What is expected
Filter the entries that follow, copying every line in which the word "data" appears.

Available records
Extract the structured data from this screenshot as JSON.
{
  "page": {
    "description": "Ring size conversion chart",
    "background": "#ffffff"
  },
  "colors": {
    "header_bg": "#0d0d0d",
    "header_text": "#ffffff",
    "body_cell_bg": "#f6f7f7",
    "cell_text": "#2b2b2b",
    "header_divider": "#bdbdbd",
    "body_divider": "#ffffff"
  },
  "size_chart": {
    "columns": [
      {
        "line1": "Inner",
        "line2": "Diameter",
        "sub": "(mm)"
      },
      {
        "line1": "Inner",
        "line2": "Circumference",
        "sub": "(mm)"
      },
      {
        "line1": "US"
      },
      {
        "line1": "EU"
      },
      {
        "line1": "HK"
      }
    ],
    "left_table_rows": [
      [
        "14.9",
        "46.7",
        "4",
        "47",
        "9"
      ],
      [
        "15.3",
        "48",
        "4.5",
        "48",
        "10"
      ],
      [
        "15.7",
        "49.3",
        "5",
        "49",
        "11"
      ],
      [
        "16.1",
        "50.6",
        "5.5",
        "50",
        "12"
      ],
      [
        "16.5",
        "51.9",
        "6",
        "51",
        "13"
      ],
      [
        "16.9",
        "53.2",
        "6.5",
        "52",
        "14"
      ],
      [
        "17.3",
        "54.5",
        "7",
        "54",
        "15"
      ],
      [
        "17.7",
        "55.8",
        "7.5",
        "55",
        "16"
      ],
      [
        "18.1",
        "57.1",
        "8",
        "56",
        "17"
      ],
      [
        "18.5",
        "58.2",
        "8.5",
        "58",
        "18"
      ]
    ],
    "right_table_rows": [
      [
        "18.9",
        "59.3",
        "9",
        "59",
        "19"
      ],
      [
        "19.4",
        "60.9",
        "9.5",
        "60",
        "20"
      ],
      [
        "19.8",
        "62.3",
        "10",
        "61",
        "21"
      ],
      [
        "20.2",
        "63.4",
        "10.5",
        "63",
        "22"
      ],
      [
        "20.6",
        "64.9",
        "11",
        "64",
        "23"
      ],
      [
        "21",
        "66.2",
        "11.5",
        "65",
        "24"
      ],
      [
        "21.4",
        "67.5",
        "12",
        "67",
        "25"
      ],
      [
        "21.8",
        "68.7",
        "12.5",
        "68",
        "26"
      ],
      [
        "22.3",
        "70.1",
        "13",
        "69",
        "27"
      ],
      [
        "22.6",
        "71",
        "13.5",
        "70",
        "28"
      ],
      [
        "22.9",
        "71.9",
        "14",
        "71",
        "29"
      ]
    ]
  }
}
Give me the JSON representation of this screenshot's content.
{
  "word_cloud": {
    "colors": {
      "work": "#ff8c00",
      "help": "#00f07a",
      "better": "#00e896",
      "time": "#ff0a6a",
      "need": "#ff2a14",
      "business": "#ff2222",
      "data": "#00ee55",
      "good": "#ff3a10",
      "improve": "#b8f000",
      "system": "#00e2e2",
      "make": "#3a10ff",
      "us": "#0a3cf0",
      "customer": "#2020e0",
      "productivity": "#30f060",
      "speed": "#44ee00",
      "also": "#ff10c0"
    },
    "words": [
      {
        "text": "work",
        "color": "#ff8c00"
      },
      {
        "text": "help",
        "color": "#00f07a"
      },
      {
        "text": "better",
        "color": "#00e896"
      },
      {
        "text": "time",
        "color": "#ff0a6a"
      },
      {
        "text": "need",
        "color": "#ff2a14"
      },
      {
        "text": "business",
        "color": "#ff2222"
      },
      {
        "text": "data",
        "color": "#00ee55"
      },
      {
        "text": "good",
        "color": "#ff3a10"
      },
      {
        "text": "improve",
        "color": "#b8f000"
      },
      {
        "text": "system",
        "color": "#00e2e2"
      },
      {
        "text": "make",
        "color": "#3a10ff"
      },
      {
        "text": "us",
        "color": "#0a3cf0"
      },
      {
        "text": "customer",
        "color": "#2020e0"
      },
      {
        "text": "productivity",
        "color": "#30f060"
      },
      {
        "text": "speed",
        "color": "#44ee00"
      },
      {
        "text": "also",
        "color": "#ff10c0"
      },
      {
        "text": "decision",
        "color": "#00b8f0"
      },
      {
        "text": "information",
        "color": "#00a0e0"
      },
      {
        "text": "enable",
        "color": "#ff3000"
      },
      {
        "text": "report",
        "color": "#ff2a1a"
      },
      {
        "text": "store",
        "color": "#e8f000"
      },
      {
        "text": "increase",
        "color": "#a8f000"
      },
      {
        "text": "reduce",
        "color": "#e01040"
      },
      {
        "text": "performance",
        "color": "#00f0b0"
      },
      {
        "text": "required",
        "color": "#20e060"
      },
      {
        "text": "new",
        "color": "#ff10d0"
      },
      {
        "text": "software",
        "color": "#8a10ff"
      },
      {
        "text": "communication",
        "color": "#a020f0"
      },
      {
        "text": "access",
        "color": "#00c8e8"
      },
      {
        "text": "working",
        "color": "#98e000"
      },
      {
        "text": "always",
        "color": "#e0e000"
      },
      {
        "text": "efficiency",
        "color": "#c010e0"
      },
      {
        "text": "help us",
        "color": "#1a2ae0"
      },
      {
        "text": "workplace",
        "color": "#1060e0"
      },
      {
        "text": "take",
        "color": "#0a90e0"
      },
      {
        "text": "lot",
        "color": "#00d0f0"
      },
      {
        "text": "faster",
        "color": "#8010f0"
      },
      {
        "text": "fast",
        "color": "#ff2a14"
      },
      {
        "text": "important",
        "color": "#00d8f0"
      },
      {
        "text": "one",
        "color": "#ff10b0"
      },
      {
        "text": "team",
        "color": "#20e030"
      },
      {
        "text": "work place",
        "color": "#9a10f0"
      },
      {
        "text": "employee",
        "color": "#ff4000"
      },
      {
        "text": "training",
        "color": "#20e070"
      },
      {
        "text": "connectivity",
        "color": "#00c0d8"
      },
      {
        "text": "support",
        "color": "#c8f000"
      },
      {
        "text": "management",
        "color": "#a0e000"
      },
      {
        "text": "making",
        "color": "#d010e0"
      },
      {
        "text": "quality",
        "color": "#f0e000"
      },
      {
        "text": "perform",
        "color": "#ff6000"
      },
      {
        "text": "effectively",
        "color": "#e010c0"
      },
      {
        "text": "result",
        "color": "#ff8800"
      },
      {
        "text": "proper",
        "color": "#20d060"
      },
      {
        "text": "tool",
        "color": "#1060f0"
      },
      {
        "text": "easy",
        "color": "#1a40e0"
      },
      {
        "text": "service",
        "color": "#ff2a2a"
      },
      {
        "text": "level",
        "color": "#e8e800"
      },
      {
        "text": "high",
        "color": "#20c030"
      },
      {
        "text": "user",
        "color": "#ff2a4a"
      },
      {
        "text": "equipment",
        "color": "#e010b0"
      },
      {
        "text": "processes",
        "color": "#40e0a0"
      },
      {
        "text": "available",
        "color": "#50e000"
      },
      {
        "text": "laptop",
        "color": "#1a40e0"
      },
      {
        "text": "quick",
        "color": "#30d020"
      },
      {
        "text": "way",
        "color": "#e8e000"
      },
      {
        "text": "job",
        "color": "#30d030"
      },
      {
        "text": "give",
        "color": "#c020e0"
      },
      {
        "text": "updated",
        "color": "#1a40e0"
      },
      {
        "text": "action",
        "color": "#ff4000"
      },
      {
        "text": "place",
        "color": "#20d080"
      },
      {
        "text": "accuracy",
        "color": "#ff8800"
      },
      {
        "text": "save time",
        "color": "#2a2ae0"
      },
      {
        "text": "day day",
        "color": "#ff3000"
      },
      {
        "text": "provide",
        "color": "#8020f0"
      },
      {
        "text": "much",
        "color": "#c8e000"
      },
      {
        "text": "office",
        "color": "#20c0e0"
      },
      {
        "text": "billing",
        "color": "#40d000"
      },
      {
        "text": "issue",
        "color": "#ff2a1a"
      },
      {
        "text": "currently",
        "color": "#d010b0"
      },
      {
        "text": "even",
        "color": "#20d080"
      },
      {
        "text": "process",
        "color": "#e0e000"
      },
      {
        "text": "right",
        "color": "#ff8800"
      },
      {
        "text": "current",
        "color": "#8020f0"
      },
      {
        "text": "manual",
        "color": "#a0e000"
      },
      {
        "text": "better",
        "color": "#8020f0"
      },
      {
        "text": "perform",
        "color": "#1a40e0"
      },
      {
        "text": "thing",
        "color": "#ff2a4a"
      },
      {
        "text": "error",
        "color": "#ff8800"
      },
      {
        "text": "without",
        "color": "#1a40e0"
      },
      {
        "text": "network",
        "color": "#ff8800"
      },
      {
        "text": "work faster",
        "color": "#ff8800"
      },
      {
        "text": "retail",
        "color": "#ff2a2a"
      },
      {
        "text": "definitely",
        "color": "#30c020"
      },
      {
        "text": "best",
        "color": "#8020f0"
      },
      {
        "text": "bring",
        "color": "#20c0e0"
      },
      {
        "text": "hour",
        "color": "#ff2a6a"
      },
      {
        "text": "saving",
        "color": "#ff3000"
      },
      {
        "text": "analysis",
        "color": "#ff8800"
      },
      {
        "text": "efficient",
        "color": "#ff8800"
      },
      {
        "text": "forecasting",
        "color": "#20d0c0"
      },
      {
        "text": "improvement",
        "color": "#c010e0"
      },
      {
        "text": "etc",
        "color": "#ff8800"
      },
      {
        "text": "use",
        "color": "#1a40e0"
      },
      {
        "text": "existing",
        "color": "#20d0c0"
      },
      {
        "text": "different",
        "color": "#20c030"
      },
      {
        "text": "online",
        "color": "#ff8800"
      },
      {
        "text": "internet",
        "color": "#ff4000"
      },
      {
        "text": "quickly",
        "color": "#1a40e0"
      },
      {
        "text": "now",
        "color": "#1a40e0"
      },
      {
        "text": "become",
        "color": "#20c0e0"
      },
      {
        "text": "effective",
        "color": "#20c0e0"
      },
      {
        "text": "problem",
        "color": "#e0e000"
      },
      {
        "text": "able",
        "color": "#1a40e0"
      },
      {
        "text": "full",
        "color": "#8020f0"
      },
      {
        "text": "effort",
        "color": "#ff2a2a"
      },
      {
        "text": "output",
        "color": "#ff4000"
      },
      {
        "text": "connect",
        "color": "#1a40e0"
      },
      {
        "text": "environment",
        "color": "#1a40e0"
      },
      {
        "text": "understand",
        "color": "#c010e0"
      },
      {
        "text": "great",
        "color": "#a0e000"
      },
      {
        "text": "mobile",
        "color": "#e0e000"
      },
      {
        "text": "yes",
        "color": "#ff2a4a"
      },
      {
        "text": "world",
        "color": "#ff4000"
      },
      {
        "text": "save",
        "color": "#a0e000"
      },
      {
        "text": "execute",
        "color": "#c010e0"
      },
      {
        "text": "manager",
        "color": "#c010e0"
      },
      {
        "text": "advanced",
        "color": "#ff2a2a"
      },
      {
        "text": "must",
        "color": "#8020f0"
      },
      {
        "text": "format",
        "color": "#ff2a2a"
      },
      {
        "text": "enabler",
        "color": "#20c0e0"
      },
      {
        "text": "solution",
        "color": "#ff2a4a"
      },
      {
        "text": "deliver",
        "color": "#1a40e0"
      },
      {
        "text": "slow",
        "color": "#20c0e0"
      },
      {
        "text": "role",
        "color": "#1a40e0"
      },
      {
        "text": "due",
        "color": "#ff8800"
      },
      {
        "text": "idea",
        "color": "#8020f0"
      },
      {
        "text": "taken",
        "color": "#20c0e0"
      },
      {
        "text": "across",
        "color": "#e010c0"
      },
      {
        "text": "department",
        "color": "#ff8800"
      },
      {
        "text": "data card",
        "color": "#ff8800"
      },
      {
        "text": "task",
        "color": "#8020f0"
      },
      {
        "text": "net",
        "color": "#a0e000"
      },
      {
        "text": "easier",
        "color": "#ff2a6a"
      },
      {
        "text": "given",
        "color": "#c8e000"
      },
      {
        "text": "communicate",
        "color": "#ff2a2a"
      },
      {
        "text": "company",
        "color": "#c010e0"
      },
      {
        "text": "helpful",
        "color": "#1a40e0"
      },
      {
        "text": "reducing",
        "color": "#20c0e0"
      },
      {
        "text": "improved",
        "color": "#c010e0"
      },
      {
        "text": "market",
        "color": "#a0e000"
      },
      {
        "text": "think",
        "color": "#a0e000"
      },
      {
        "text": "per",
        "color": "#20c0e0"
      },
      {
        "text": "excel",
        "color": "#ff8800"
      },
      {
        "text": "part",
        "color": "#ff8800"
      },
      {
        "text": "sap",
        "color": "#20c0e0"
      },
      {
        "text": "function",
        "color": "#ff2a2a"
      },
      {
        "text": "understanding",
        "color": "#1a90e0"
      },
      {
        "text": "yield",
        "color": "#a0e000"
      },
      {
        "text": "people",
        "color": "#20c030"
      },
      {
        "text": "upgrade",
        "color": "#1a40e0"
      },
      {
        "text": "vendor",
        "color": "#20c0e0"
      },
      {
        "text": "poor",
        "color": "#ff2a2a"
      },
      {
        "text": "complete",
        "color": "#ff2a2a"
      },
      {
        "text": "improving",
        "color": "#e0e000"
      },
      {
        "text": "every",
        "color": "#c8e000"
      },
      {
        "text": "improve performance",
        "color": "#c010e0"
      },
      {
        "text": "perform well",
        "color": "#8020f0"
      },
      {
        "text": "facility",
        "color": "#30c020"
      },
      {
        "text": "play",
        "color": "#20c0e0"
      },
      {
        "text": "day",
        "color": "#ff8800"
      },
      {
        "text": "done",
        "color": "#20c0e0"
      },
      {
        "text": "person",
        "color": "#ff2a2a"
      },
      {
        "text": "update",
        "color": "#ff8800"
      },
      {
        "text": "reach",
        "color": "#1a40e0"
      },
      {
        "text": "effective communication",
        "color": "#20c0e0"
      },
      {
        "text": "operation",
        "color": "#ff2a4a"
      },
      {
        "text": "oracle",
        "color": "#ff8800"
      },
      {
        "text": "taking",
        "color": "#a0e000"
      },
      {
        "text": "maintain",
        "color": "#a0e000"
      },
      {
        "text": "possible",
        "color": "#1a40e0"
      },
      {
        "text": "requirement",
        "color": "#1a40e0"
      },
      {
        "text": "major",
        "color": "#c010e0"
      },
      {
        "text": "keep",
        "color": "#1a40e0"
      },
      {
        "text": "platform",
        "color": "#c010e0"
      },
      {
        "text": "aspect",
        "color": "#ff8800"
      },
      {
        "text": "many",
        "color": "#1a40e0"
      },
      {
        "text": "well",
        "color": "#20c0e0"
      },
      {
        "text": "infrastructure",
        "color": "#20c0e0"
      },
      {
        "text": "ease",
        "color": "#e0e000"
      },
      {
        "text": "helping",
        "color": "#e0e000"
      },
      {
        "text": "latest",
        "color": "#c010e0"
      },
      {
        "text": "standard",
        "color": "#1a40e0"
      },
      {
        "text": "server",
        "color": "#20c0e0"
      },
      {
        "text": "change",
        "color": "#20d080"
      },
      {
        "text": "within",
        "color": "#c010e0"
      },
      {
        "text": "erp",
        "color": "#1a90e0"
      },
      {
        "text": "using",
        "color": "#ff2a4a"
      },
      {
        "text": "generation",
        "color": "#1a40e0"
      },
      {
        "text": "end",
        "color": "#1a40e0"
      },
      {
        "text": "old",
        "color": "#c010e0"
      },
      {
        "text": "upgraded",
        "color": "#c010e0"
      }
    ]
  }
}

Correct answer
Extract the structured data from this screenshot as JSON.
      "data": "#00ee55",
        "text": "data",
        "text": "data card",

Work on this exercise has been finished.